STATED EXERCISE
Lift every line from the entries that includes the word "text".
## Start
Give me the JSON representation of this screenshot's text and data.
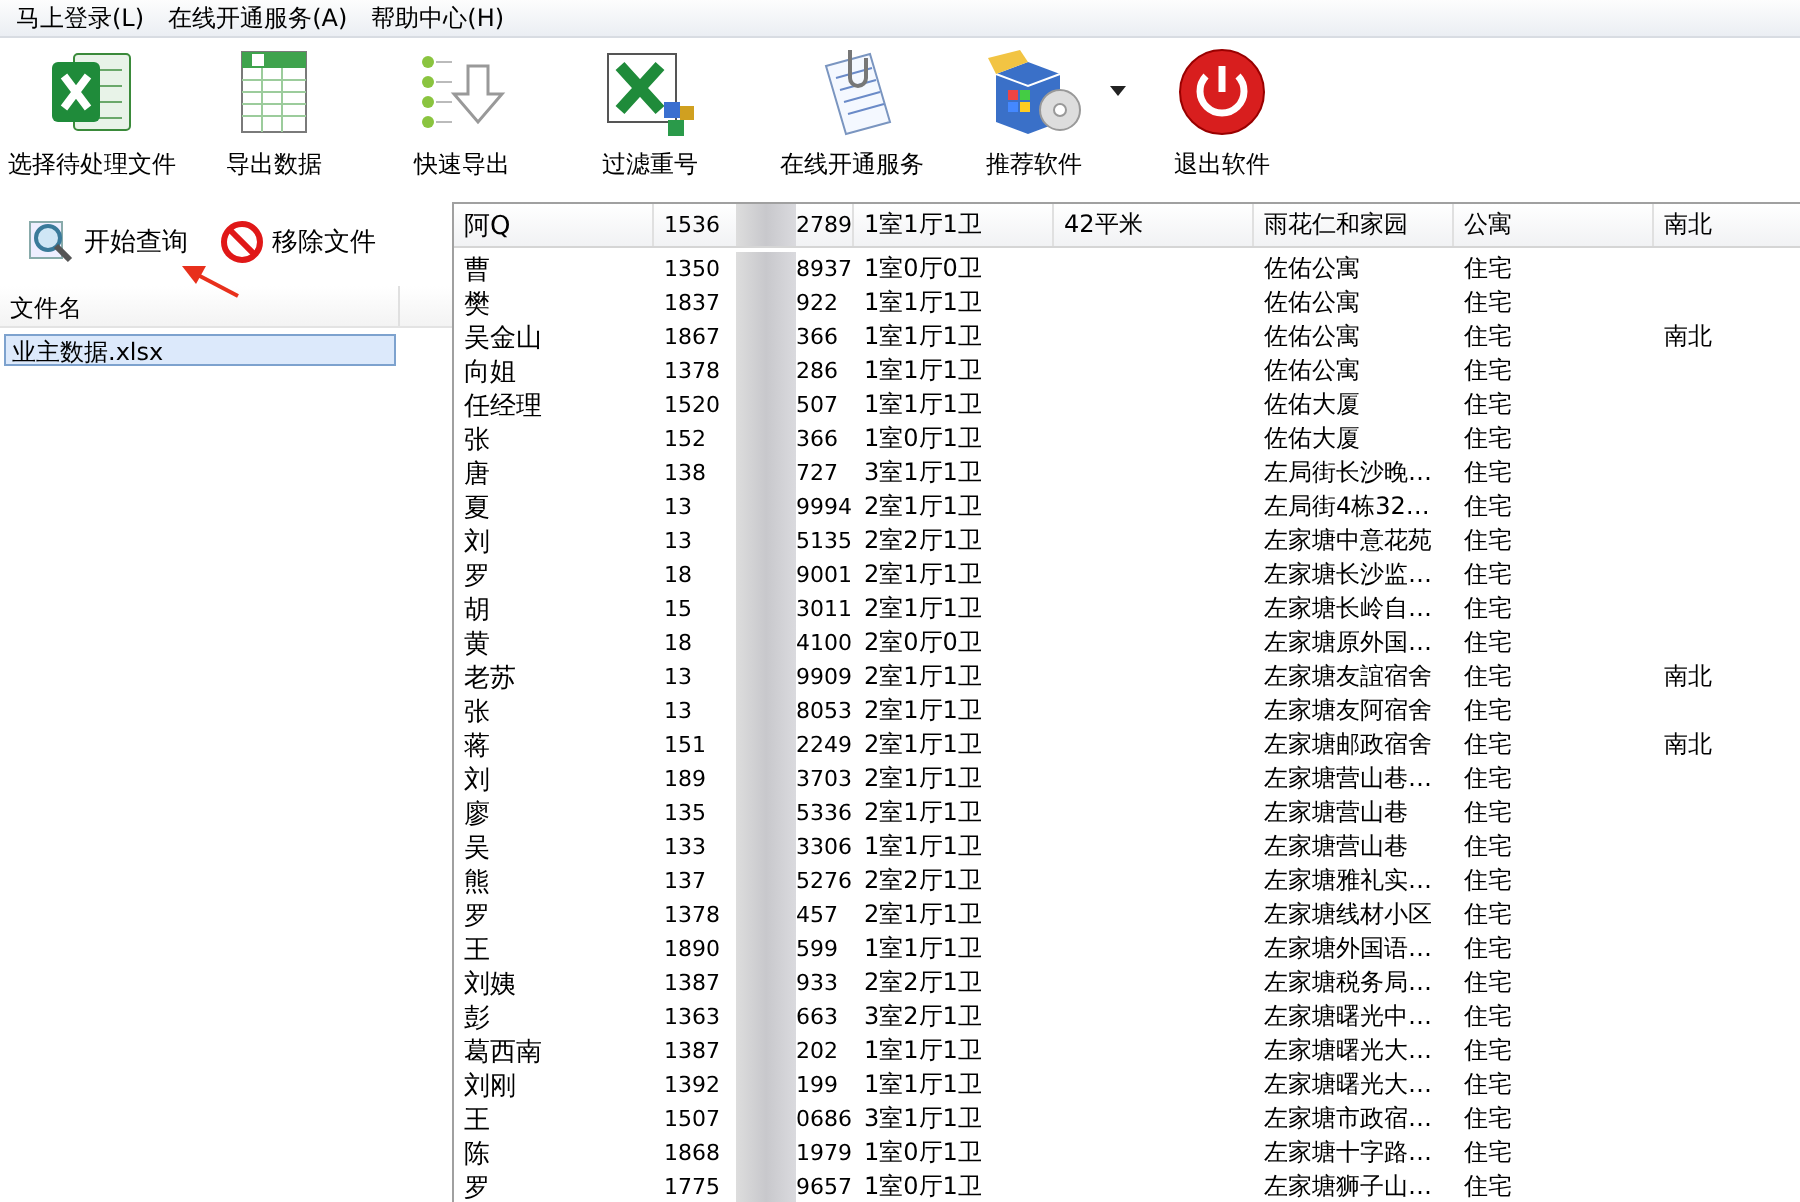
{
  "menu": [
    {
      "label": "马上登录(L)"
    },
    {
      "label": "在线开通服务(A)"
    },
    {
      "label": "帮助中心(H)"
    }
  ],
  "toolbar": [
    {
      "label": "选择待处理文件",
      "dropdown": false
    },
    {
      "label": "导出数据",
      "dropdown": false
    },
    {
      "label": "快速导出",
      "dropdown": false
    },
    {
      "label": "过滤重号",
      "dropdown": false
    },
    {
      "label": "在线开通服务",
      "dropdown": false
    },
    {
      "label": "推荐软件",
      "dropdown": true
    },
    {
      "label": "退出软件",
      "dropdown": false
    }
  ],
  "file_panel": {
    "actions": [
      {
        "label": "开始查询",
        "kind": "search"
      },
      {
        "label": "移除文件",
        "kind": "remove"
      }
    ],
    "column": "文件名",
    "files": [
      {
        "name": "业主数据.xlsx",
        "selected": true
      }
    ]
  },
  "table": {
    "header": [
      "阿Q",
      {
        "head": "1536",
        "tail": "2789"
      },
      "1室1厅1卫",
      "42平米",
      "雨花仁和家园",
      "公寓",
      "南北"
    ],
    "rows": [
      [
        "曹",
        {
          "head": "1350",
          "tail": "8937"
        },
        "1室0厅0卫",
        "",
        "佐佑公寓",
        "住宅",
        ""
      ],
      [
        "樊",
        {
          "head": "1837",
          "tail": "922"
        },
        "1室1厅1卫",
        "",
        "佐佑公寓",
        "住宅",
        ""
      ],
      [
        "吴金山",
        {
          "head": "1867",
          "tail": "366"
        },
        "1室1厅1卫",
        "",
        "佐佑公寓",
        "住宅",
        "南北"
      ],
      [
        "向姐",
        {
          "head": "1378",
          "tail": "286"
        },
        "1室1厅1卫",
        "",
        "佐佑公寓",
        "住宅",
        ""
      ],
      [
        "任经理",
        {
          "head": "1520",
          "tail": "507"
        },
        "1室1厅1卫",
        "",
        "佐佑大厦",
        "住宅",
        ""
      ],
      [
        "张",
        {
          "head": "152",
          "tail": "366"
        },
        "1室0厅1卫",
        "",
        "佐佑大厦",
        "住宅",
        ""
      ],
      [
        "唐",
        {
          "head": "138",
          "tail": "727"
        },
        "3室1厅1卫",
        "",
        "左局街长沙晚…",
        "住宅",
        ""
      ],
      [
        "夏",
        {
          "head": "13",
          "tail": "9994"
        },
        "2室1厅1卫",
        "",
        "左局街4栋32…",
        "住宅",
        ""
      ],
      [
        "刘",
        {
          "head": "13",
          "tail": "5135"
        },
        "2室2厅1卫",
        "",
        "左家塘中意花苑",
        "住宅",
        ""
      ],
      [
        "罗",
        {
          "head": "18",
          "tail": "9001"
        },
        "2室1厅1卫",
        "",
        "左家塘长沙监…",
        "住宅",
        ""
      ],
      [
        "胡",
        {
          "head": "15",
          "tail": "3011"
        },
        "2室1厅1卫",
        "",
        "左家塘长岭自…",
        "住宅",
        ""
      ],
      [
        "黄",
        {
          "head": "18",
          "tail": "4100"
        },
        "2室0厅0卫",
        "",
        "左家塘原外国…",
        "住宅",
        ""
      ],
      [
        "老苏",
        {
          "head": "13",
          "tail": "9909"
        },
        "2室1厅1卫",
        "",
        "左家塘友誼宿舍",
        "住宅",
        "南北"
      ],
      [
        "张",
        {
          "head": "13",
          "tail": "8053"
        },
        "2室1厅1卫",
        "",
        "左家塘友阿宿舍",
        "住宅",
        ""
      ],
      [
        "蒋",
        {
          "head": "151",
          "tail": "2249"
        },
        "2室1厅1卫",
        "",
        "左家塘邮政宿舍",
        "住宅",
        "南北"
      ],
      [
        "刘",
        {
          "head": "189",
          "tail": "3703"
        },
        "2室1厅1卫",
        "",
        "左家塘营山巷…",
        "住宅",
        ""
      ],
      [
        "廖",
        {
          "head": "135",
          "tail": "5336"
        },
        "2室1厅1卫",
        "",
        "左家塘营山巷",
        "住宅",
        ""
      ],
      [
        "吴",
        {
          "head": "133",
          "tail": "3306"
        },
        "1室1厅1卫",
        "",
        "左家塘营山巷",
        "住宅",
        ""
      ],
      [
        "熊",
        {
          "head": "137",
          "tail": "5276"
        },
        "2室2厅1卫",
        "",
        "左家塘雅礼实…",
        "住宅",
        ""
      ],
      [
        "罗",
        {
          "head": "1378",
          "tail": "457"
        },
        "2室1厅1卫",
        "",
        "左家塘线材小区",
        "住宅",
        ""
      ],
      [
        "王",
        {
          "head": "1890",
          "tail": "599"
        },
        "1室1厅1卫",
        "",
        "左家塘外国语…",
        "住宅",
        ""
      ],
      [
        "刘姨",
        {
          "head": "1387",
          "tail": "933"
        },
        "2室2厅1卫",
        "",
        "左家塘税务局…",
        "住宅",
        ""
      ],
      [
        "彭",
        {
          "head": "1363",
          "tail": "663"
        },
        "3室2厅1卫",
        "",
        "左家塘曙光中…",
        "住宅",
        ""
      ],
      [
        "葛西南",
        {
          "head": "1387",
          "tail": "202"
        },
        "1室1厅1卫",
        "",
        "左家塘曙光大…",
        "住宅",
        ""
      ],
      [
        "刘刚",
        {
          "head": "1392",
          "tail": "199"
        },
        "1室1厅1卫",
        "",
        "左家塘曙光大…",
        "住宅",
        ""
      ],
      [
        "王",
        {
          "head": "1507",
          "tail": "0686"
        },
        "3室1厅1卫",
        "",
        "左家塘市政宿…",
        "住宅",
        ""
      ],
      [
        "陈",
        {
          "head": "1868",
          "tail": "1979"
        },
        "1室0厅1卫",
        "",
        "左家塘十字路…",
        "住宅",
        ""
      ],
      [
        "罗",
        {
          "head": "1775",
          "tail": "9657"
        },
        "1室0厅1卫",
        "",
        "左家塘狮子山…",
        "住宅",
        ""
      ]
    ]
  }
}
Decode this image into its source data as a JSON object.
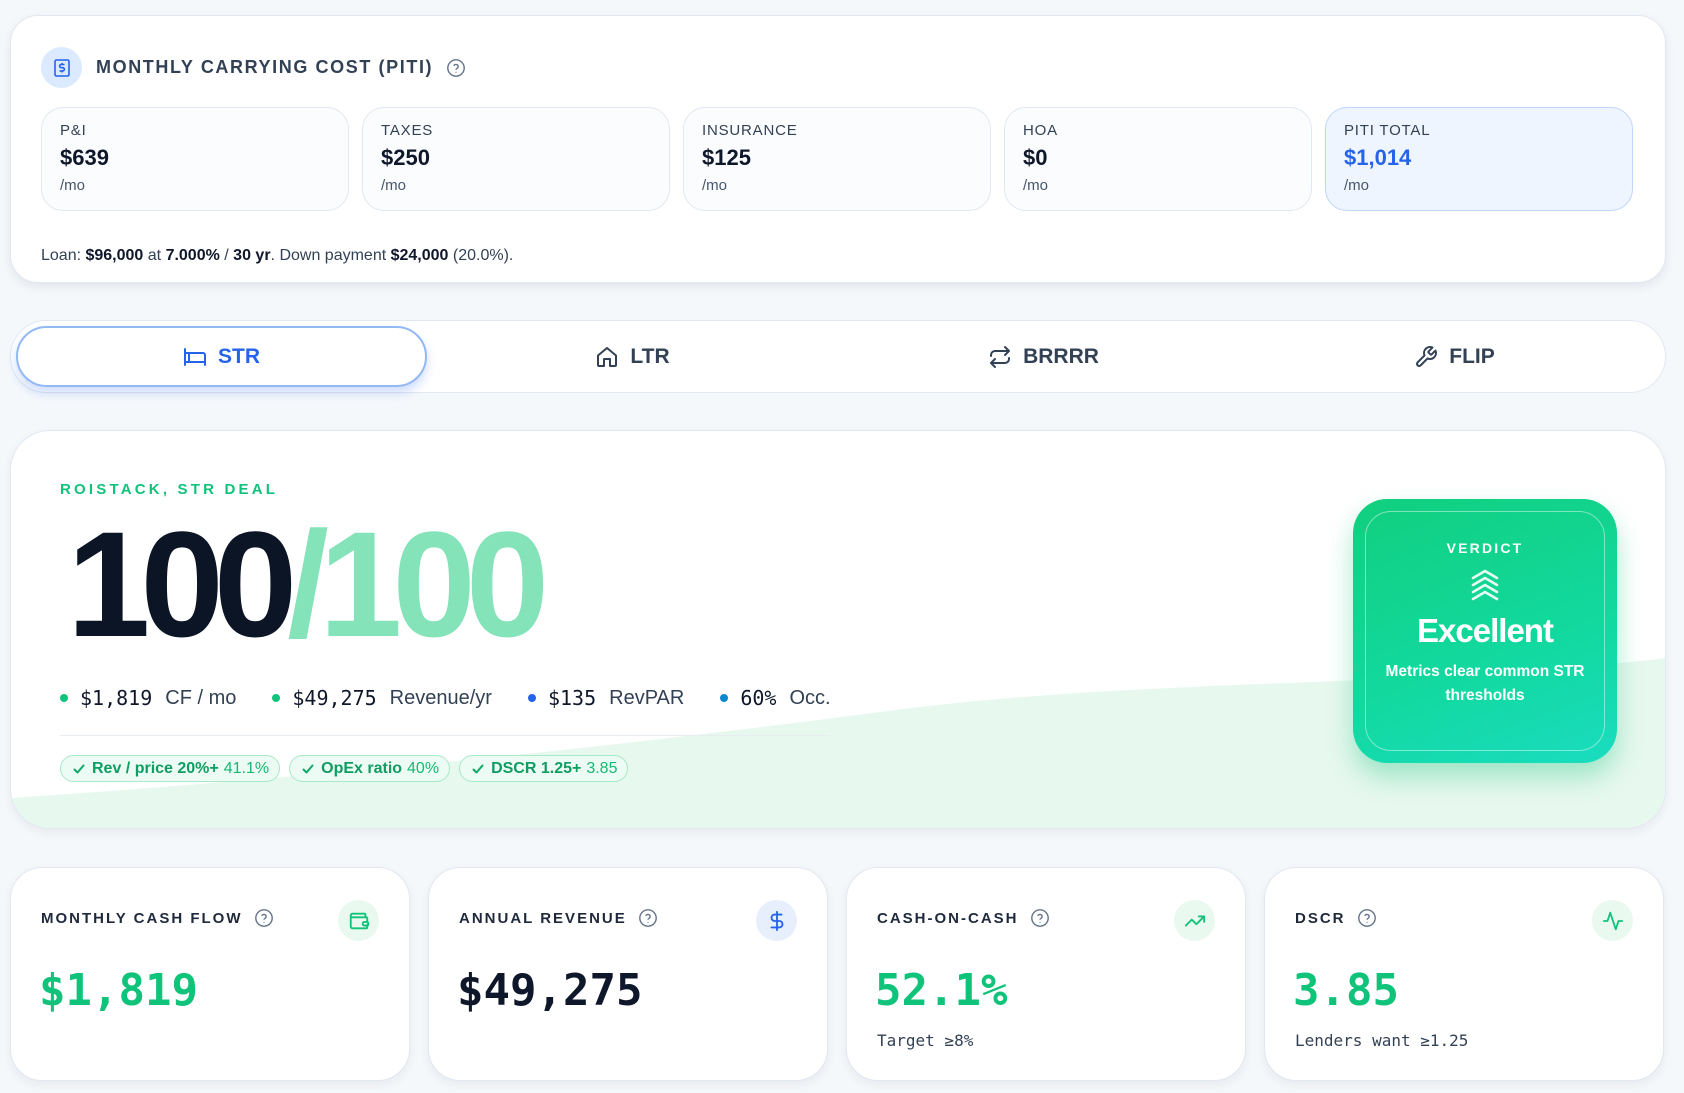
{
  "piti": {
    "title": "MONTHLY CARRYING COST (PITI)",
    "boxes": [
      {
        "label": "P&I",
        "value": "$639",
        "unit": "/mo"
      },
      {
        "label": "TAXES",
        "value": "$250",
        "unit": "/mo"
      },
      {
        "label": "INSURANCE",
        "value": "$125",
        "unit": "/mo"
      },
      {
        "label": "HOA",
        "value": "$0",
        "unit": "/mo"
      },
      {
        "label": "PITI TOTAL",
        "value": "$1,014",
        "unit": "/mo"
      }
    ],
    "loan": {
      "prefix": "Loan: ",
      "amount": "$96,000",
      "at": " at ",
      "rate": "7.000%",
      "sep": " / ",
      "term": "30 yr",
      "mid": ". Down payment ",
      "down": "$24,000",
      "pct": " (20.0%)."
    }
  },
  "tabs": [
    {
      "label": "STR",
      "icon": "bed-icon",
      "active": true
    },
    {
      "label": "LTR",
      "icon": "home-icon",
      "active": false
    },
    {
      "label": "BRRRR",
      "icon": "repeat-icon",
      "active": false
    },
    {
      "label": "FLIP",
      "icon": "wrench-icon",
      "active": false
    }
  ],
  "score": {
    "eyebrow": "ROISTACK, STR DEAL",
    "value": "100",
    "slash": "/",
    "max": "100",
    "stats": [
      {
        "value": "$1,819",
        "label": "CF / mo",
        "color": "#10c37a"
      },
      {
        "value": "$49,275",
        "label": "Revenue/yr",
        "color": "#10c37a"
      },
      {
        "value": "$135",
        "label": "RevPAR",
        "color": "#2563eb"
      },
      {
        "value": "60%",
        "label": "Occ.",
        "color": "#0e87d1"
      }
    ],
    "chips": [
      {
        "label": "Rev / price 20%+",
        "value": "41.1%"
      },
      {
        "label": "OpEx ratio",
        "value": "40%"
      },
      {
        "label": "DSCR 1.25+",
        "value": "3.85"
      }
    ],
    "verdict": {
      "label": "VERDICT",
      "value": "Excellent",
      "desc": "Metrics clear common STR thresholds"
    }
  },
  "metrics": [
    {
      "title": "MONTHLY CASH FLOW",
      "value": "$1,819",
      "sub": "",
      "icon": "wallet-icon",
      "tone": "green"
    },
    {
      "title": "ANNUAL REVENUE",
      "value": "$49,275",
      "sub": "",
      "icon": "dollar-icon",
      "tone": "dark"
    },
    {
      "title": "CASH-ON-CASH",
      "value": "52.1%",
      "sub": "Target ≥8%",
      "icon": "trending-up-icon",
      "tone": "green"
    },
    {
      "title": "DSCR",
      "value": "3.85",
      "sub": "Lenders want ≥1.25",
      "icon": "activity-icon",
      "tone": "green"
    }
  ],
  "colors": {
    "accent_blue": "#2563eb",
    "accent_green": "#10c37a",
    "score_light": "#84e3b8"
  }
}
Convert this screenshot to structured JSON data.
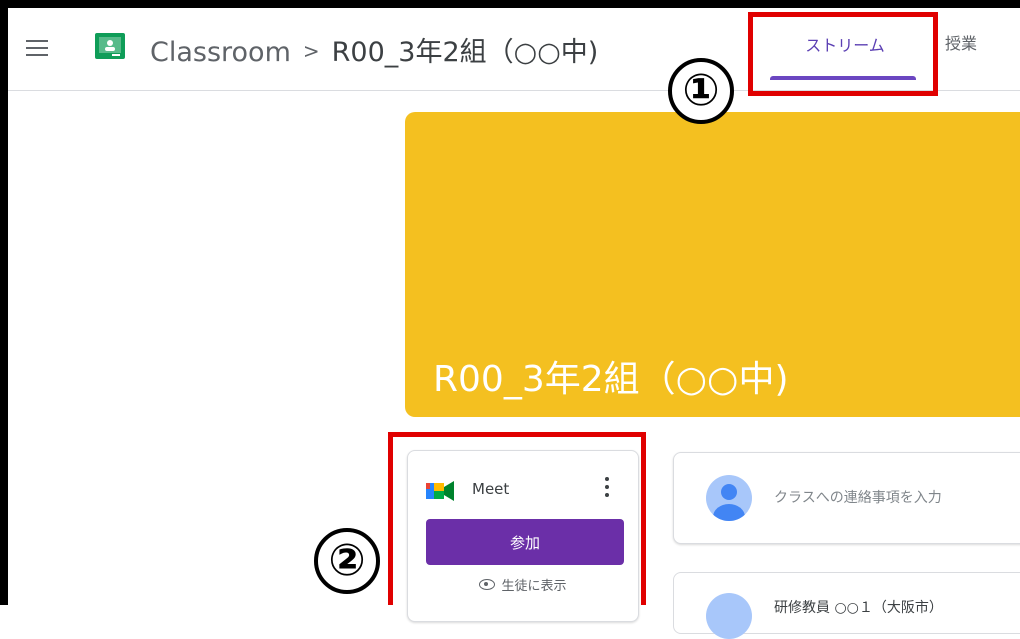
{
  "header": {
    "app_name": "Classroom",
    "separator": ">",
    "class_name": "R00_3年2組（○○中)"
  },
  "tabs": [
    {
      "label": "ストリーム",
      "active": true
    },
    {
      "label": "授業",
      "active": false
    }
  ],
  "annotations": {
    "marker_1": "①",
    "marker_2": "②"
  },
  "banner": {
    "title": "R00_3年2組（○○中)",
    "color": "#f4c020"
  },
  "meet": {
    "name": "Meet",
    "join_label": "参加",
    "visibility_label": "生徒に表示"
  },
  "announce": {
    "placeholder": "クラスへの連絡事項を入力"
  },
  "post": {
    "text": "研修教員 ○○１（大阪市）"
  },
  "colors": {
    "accent": "#6b2fa8",
    "highlight_box": "#e00000"
  }
}
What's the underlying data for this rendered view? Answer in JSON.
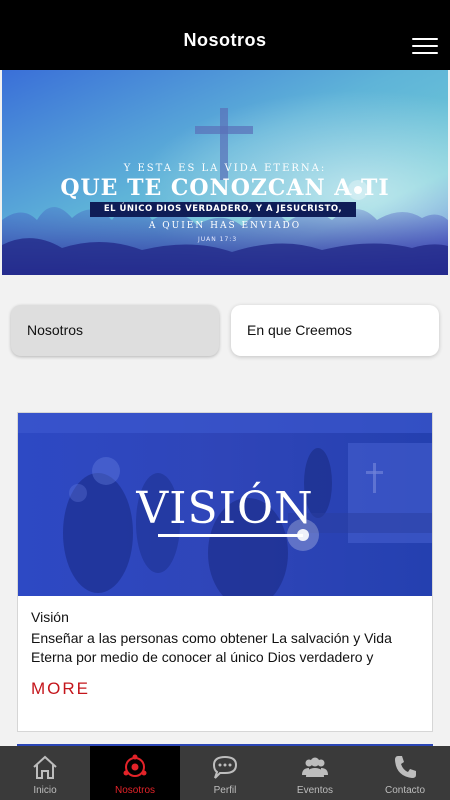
{
  "header": {
    "title": "Nosotros",
    "menu_icon": "hamburger-menu-icon"
  },
  "banner": {
    "line1": "Y ESTA ES LA VIDA ETERNA:",
    "line2": "QUE TE CONOZCAN A TI",
    "line3": "EL ÚNICO DIOS VERDADERO, Y A JESUCRISTO,",
    "line4": "A QUIEN HAS ENVIADO",
    "reference": "JUAN 17:3"
  },
  "tabs": [
    {
      "label": "Nosotros",
      "selected": true
    },
    {
      "label": "En que Creemos",
      "selected": false
    }
  ],
  "card": {
    "image_word": "VISIÓN",
    "title": "Visión",
    "description": "Enseñar a las personas como obtener La salvación y Vida Eterna por medio de conocer al único Dios verdadero y",
    "more_label": "MORE"
  },
  "tabbar": {
    "items": [
      {
        "label": "Inicio",
        "icon": "home-icon"
      },
      {
        "label": "Nosotros",
        "icon": "network-icon",
        "active": true
      },
      {
        "label": "Perfil",
        "icon": "chat-icon"
      },
      {
        "label": "Eventos",
        "icon": "people-icon"
      },
      {
        "label": "Contacto",
        "icon": "phone-icon"
      }
    ]
  },
  "colors": {
    "header_bg": "#000000",
    "accent": "#e32329",
    "more_red": "#c4161c",
    "tabbar_bg": "#3a3a3a"
  }
}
## End
THE REPLY
Give me the JSON representation of this screenshot's text and data.
    "text": "研修教員 ○○１（大阪市）"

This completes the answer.